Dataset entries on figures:
.....

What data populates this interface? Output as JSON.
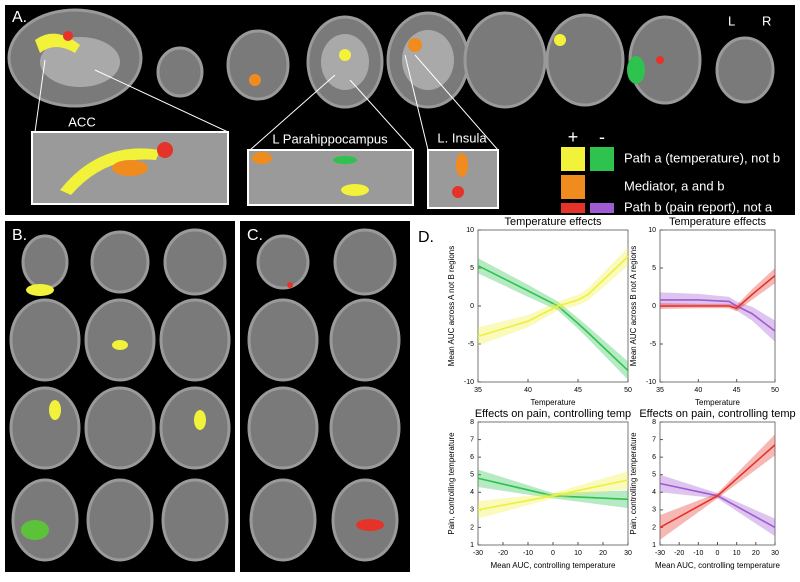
{
  "figure": {
    "panel_labels": [
      "A.",
      "B.",
      "C.",
      "D."
    ],
    "orientation": [
      "L",
      "R"
    ],
    "inset_labels": [
      "ACC",
      "L Parahippocampus",
      "L. Insula"
    ],
    "legend": {
      "signs": [
        "+",
        "-"
      ],
      "items": [
        "Path a (temperature), not b",
        "Mediator, a and b",
        "Path b (pain report), not a"
      ]
    }
  },
  "chart_data": [
    {
      "type": "line",
      "title": "Temperature effects",
      "ylabel": "Mean AUC across A not B regions",
      "xlabel": "Temperature",
      "x": [
        35,
        40,
        43,
        45,
        46,
        50
      ],
      "xlim": [
        35,
        50
      ],
      "xticks": [
        35,
        40,
        45,
        50
      ],
      "ylim": [
        -10,
        10
      ],
      "yticks": [
        -10,
        -5,
        0,
        5,
        10
      ],
      "series": [
        {
          "color": "#2ec24f",
          "values": [
            5.3,
            2,
            0,
            -2.3,
            -3.5,
            -8.5
          ],
          "errors": [
            1,
            0.8,
            0.6,
            0.7,
            0.8,
            1.2
          ]
        },
        {
          "color": "#eef03c",
          "values": [
            -4,
            -2,
            0,
            0.8,
            1.5,
            6.5
          ],
          "errors": [
            1.2,
            0.8,
            0.6,
            0.7,
            0.8,
            1.2
          ]
        }
      ]
    },
    {
      "type": "line",
      "title": "Temperature effects",
      "ylabel": "Mean AUC across B not A regions",
      "xlabel": "Temperature",
      "x": [
        35,
        40,
        44,
        45,
        47,
        50
      ],
      "xlim": [
        35,
        50
      ],
      "xticks": [
        35,
        40,
        45,
        50
      ],
      "ylim": [
        -10,
        10
      ],
      "yticks": [
        -10,
        -5,
        0,
        5,
        10
      ],
      "series": [
        {
          "color": "#a05ad2",
          "values": [
            0.8,
            0.8,
            0.6,
            0,
            -1,
            -3.3
          ],
          "errors": [
            1,
            0.8,
            0.6,
            0.6,
            0.9,
            1.4
          ]
        },
        {
          "color": "#e5332a",
          "values": [
            0,
            0,
            0,
            -0.3,
            1.5,
            4
          ],
          "errors": [
            0.4,
            0.3,
            0.3,
            0.4,
            0.7,
            1
          ]
        }
      ]
    },
    {
      "type": "line",
      "title": "Effects on pain, controlling temp",
      "ylabel": "Pain, controlling temperature",
      "xlabel": "Mean AUC, controlling temperature",
      "x": [
        -30,
        0,
        30
      ],
      "xlim": [
        -30,
        30
      ],
      "xticks": [
        -30,
        -20,
        -10,
        0,
        10,
        20,
        30
      ],
      "ylim": [
        1,
        8
      ],
      "yticks": [
        1,
        2,
        3,
        4,
        5,
        6,
        7,
        8
      ],
      "series": [
        {
          "color": "#2ec24f",
          "values": [
            4.8,
            3.8,
            3.6
          ],
          "errors": [
            0.5,
            0.15,
            0.5
          ]
        },
        {
          "color": "#eef03c",
          "values": [
            3,
            3.8,
            4.7
          ],
          "errors": [
            0.5,
            0.15,
            0.5
          ]
        }
      ]
    },
    {
      "type": "line",
      "title": "Effects on pain, controlling temp",
      "ylabel": "Pain, controlling temperature",
      "xlabel": "Mean AUC, controlling temperature",
      "x": [
        -30,
        0,
        30
      ],
      "xlim": [
        -30,
        30
      ],
      "xticks": [
        -30,
        -20,
        -10,
        0,
        10,
        20,
        30
      ],
      "ylim": [
        1,
        8
      ],
      "yticks": [
        1,
        2,
        3,
        4,
        5,
        6,
        7,
        8
      ],
      "series": [
        {
          "color": "#a05ad2",
          "values": [
            4.5,
            3.8,
            2
          ],
          "errors": [
            0.5,
            0.15,
            0.5
          ]
        },
        {
          "color": "#e5332a",
          "values": [
            2,
            3.8,
            6.7
          ],
          "errors": [
            0.7,
            0.15,
            0.6
          ]
        }
      ]
    }
  ]
}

.....

Directive | Show every line where the string "across" appears.

Answer for the task |
      "ylabel": "Mean AUC across A not B regions",
      "ylabel": "Mean AUC across B not A regions",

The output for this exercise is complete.